Copy the lines of the material below verbatim, beginning with its first line and continuing through the line containing "window-right <box>1032 1022 1070 1263</box>".

(Stored entries)
-------------------------
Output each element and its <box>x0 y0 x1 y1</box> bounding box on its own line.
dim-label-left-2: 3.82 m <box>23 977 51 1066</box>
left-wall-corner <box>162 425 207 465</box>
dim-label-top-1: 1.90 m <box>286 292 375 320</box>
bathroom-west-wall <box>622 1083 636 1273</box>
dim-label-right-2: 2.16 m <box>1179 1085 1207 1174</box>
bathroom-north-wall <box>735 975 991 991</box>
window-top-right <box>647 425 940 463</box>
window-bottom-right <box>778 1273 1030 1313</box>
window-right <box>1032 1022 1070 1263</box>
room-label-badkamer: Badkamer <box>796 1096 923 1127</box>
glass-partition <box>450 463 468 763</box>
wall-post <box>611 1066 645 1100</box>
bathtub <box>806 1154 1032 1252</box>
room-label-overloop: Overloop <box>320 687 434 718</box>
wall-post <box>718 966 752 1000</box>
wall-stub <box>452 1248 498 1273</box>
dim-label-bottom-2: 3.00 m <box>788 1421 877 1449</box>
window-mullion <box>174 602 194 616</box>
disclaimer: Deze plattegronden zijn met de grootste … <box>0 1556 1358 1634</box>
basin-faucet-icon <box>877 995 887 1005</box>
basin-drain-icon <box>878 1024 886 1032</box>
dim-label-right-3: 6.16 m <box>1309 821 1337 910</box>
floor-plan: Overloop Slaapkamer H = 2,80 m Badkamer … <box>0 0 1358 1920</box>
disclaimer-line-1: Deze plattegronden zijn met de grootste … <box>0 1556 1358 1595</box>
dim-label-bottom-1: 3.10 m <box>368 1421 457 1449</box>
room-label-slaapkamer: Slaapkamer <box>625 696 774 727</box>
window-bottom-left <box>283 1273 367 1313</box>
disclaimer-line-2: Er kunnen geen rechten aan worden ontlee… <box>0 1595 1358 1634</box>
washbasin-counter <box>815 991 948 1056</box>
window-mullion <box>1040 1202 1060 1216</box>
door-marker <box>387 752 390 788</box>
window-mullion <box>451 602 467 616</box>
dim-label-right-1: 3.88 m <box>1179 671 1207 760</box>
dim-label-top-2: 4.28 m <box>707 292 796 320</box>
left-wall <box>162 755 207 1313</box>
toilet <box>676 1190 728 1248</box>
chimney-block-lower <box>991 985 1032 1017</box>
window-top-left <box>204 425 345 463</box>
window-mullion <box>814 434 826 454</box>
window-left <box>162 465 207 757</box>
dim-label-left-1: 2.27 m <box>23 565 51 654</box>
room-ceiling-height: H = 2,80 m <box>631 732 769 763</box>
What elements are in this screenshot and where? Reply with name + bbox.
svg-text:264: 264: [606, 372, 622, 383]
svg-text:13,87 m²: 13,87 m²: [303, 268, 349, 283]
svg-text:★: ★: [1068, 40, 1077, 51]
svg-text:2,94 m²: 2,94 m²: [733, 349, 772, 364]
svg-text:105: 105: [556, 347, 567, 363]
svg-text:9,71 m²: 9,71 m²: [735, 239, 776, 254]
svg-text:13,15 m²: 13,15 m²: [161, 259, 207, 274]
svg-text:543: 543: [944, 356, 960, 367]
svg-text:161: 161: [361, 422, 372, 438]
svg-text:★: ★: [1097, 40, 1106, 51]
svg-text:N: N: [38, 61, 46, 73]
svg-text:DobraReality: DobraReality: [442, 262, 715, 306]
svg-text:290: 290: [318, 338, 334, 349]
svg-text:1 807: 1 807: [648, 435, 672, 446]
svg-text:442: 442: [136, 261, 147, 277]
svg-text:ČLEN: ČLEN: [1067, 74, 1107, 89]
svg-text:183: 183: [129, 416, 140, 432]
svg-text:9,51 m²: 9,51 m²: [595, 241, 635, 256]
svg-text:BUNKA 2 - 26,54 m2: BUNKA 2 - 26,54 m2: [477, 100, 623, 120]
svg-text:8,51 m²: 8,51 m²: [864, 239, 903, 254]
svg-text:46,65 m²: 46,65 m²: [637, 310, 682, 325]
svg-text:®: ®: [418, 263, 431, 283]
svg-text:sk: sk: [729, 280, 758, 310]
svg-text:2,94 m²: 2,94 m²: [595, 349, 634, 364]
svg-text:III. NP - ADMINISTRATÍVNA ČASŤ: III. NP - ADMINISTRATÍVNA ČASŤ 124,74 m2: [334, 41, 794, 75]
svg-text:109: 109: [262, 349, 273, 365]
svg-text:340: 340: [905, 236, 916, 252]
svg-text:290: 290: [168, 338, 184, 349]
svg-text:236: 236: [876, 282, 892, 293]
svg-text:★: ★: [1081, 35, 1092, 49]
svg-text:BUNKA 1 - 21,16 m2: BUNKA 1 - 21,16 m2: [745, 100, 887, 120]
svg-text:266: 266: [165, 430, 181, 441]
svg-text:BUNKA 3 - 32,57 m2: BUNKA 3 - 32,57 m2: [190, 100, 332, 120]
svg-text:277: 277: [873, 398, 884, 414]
-------------------------
• _Full answer_:
Output each element and its <box>x0 y0 x1 y1</box> bounding box on its own line.
dim-label-left-2: 3.82 m <box>23 977 51 1066</box>
left-wall-corner <box>162 425 207 465</box>
dim-label-top-1: 1.90 m <box>286 292 375 320</box>
bathroom-west-wall <box>622 1083 636 1273</box>
dim-label-right-2: 2.16 m <box>1179 1085 1207 1174</box>
bathroom-north-wall <box>735 975 991 991</box>
window-top-right <box>647 425 940 463</box>
window-bottom-right <box>778 1273 1030 1313</box>
window-right <box>1032 1022 1070 1263</box>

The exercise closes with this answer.